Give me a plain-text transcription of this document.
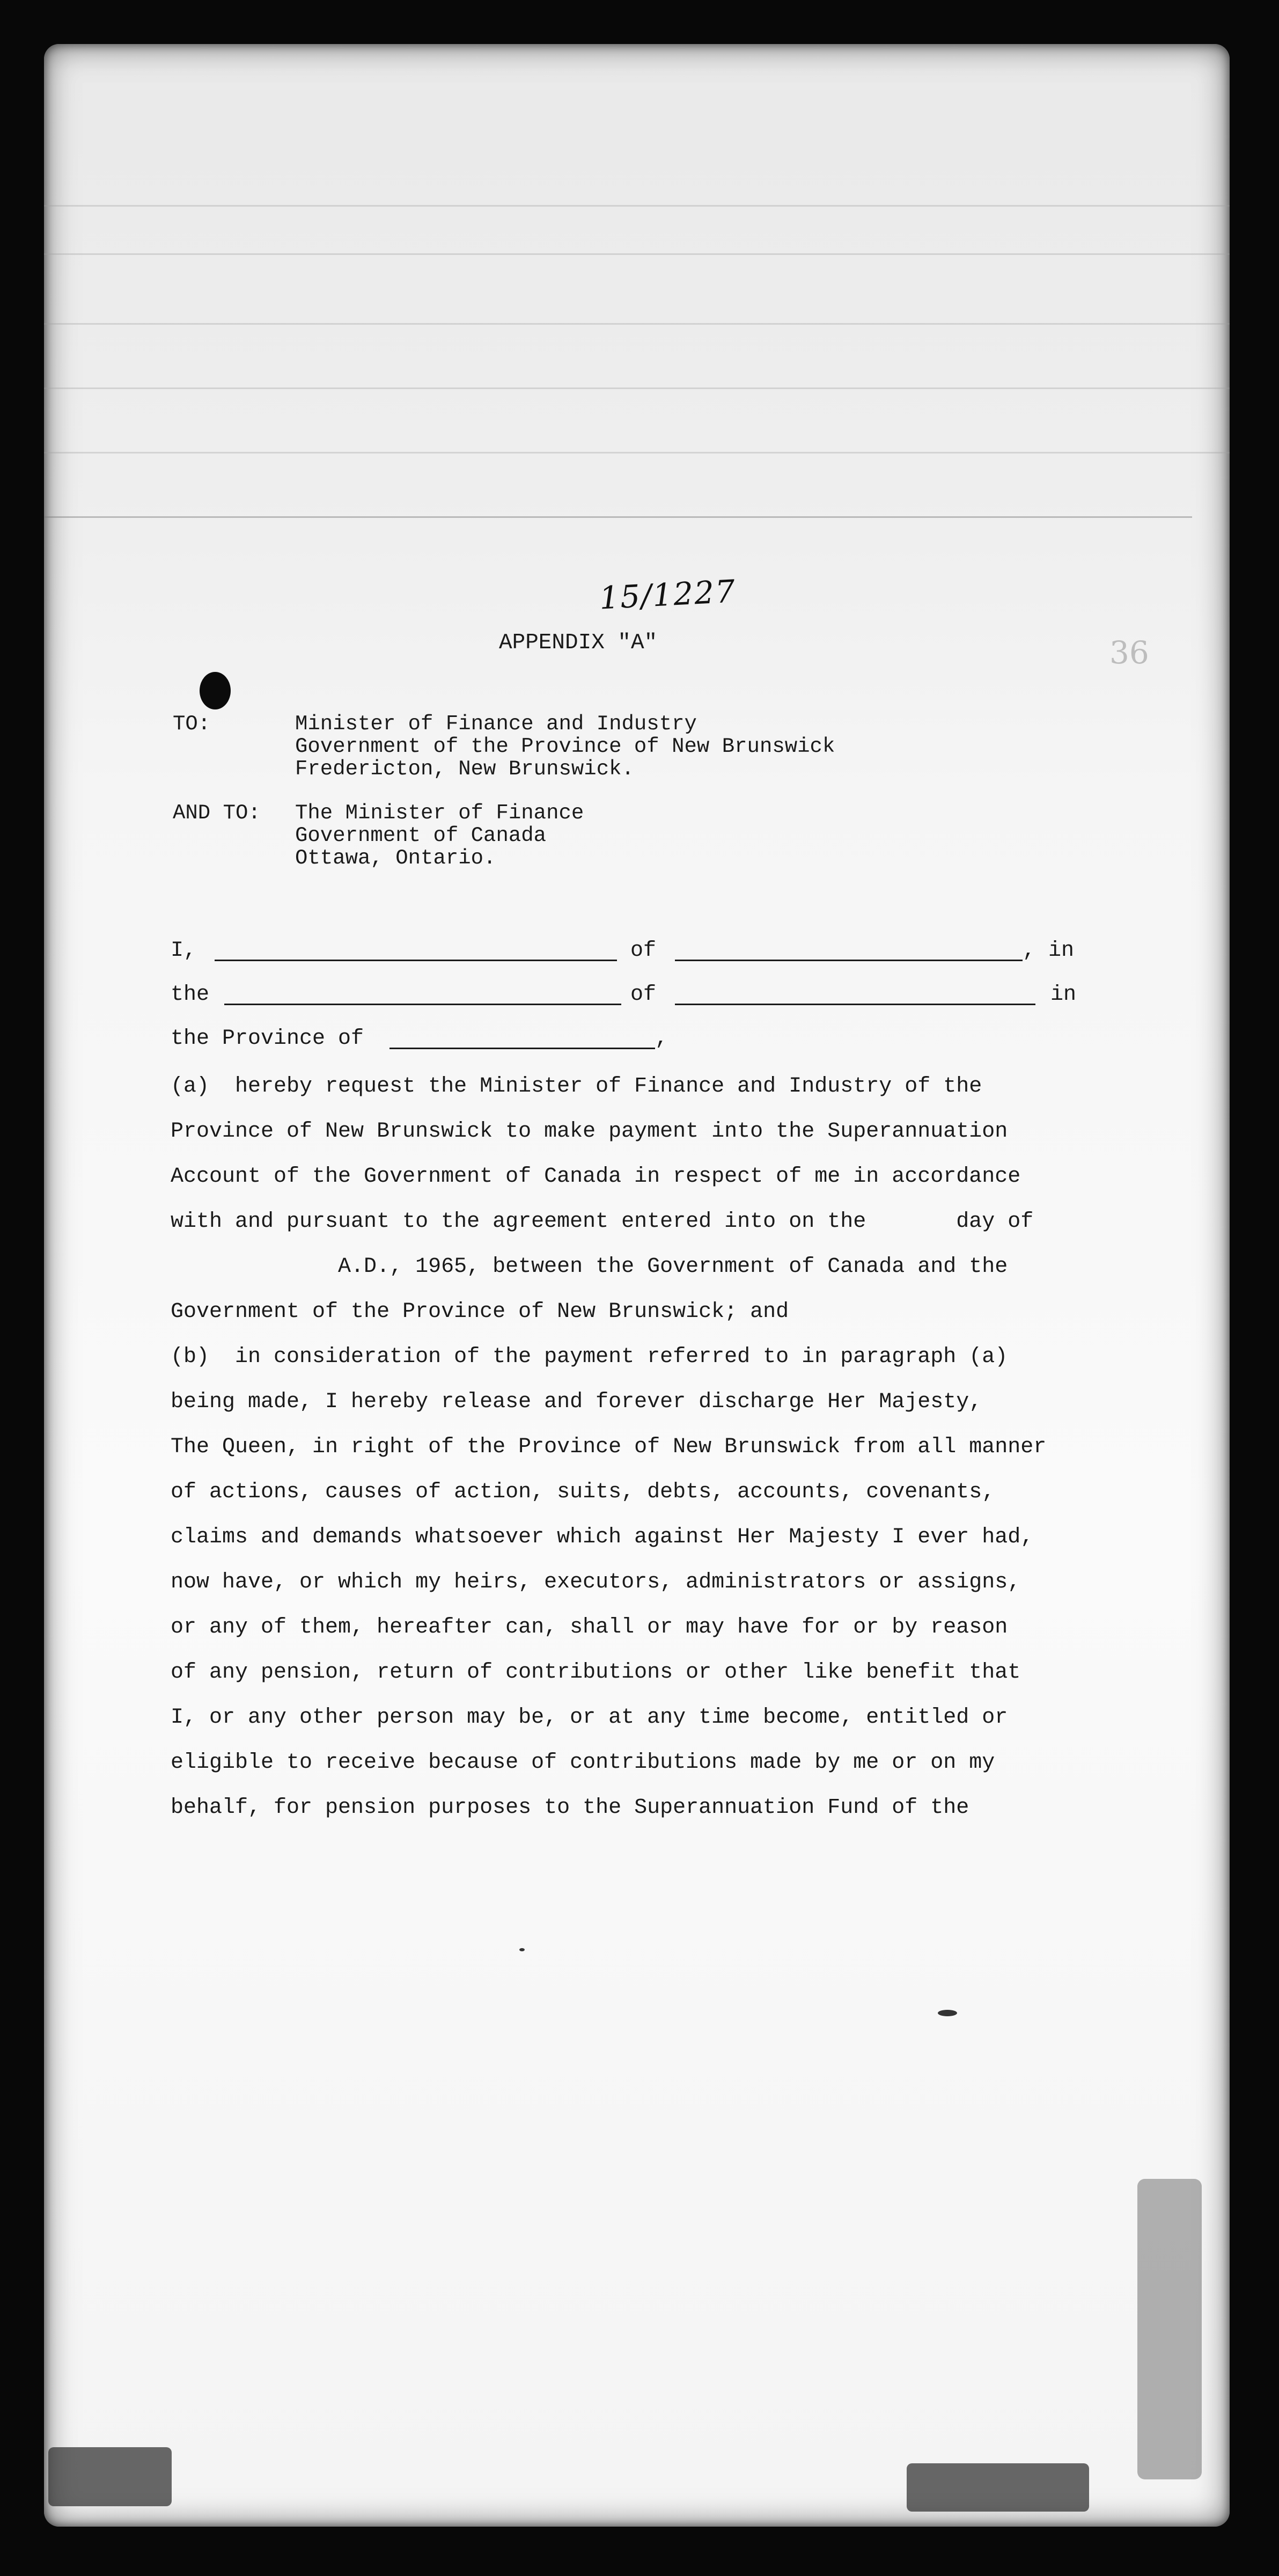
15/1227
36
APPENDIX "A"
TO:	Minister of Finance and Industry
Government of the Province of New Brunswick
Fredericton, New Brunswick.
AND TO: The Minister of Finance
Government of Canada
Ottawa, Ontario.
I,	of	, in
the	of	in
the Province of	,
(a)  hereby request the Minister of Finance and Industry of the
Province of New Brunswick to make payment into the Superannuation
Account of the Government of Canada in respect of me in accordance
with and pursuant to the agreement entered into on the       day of
A.D., 1965, between the Government of Canada and the
Government of the Province of New Brunswick; and
(b)  in consideration of the payment referred to in paragraph (a)
being made, I hereby release and forever discharge Her Majesty,
The Queen, in right of the Province of New Brunswick from all manner
of actions, causes of action, suits, debts, accounts, covenants,
claims and demands whatsoever which against Her Majesty I ever had,
now have, or which my heirs, executors, administrators or assigns,
or any of them, hereafter can, shall or may have for or by reason
of any pension, return of contributions or other like benefit that
I, or any other person may be, or at any time become, entitled or
eligible to receive because of contributions made by me or on my
behalf, for pension purposes to the Superannuation Fund of the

# Instruction:
Every entry should be returned exactly as written, minus the pictures.

# The output:
Give me a plain-text transcription of this document.
15/1227
36
APPENDIX "A"
TO:	Minister of Finance and Industry
Government of the Province of New Brunswick
Fredericton, New Brunswick.
AND TO: The Minister of Finance
Government of Canada
Ottawa, Ontario.
I,	of	, in
the	of	in
the Province of	,
(a)  hereby request the Minister of Finance and Industry of the
Province of New Brunswick to make payment into the Superannuation
Account of the Government of Canada in respect of me in accordance
with and pursuant to the agreement entered into on the       day of
A.D., 1965, between the Government of Canada and the
Government of the Province of New Brunswick; and
(b)  in consideration of the payment referred to in paragraph (a)
being made, I hereby release and forever discharge Her Majesty,
The Queen, in right of the Province of New Brunswick from all manner
of actions, causes of action, suits, debts, accounts, covenants,
claims and demands whatsoever which against Her Majesty I ever had,
now have, or which my heirs, executors, administrators or assigns,
or any of them, hereafter can, shall or may have for or by reason
of any pension, return of contributions or other like benefit that
I, or any other person may be, or at any time become, entitled or
eligible to receive because of contributions made by me or on my
behalf, for pension purposes to the Superannuation Fund of the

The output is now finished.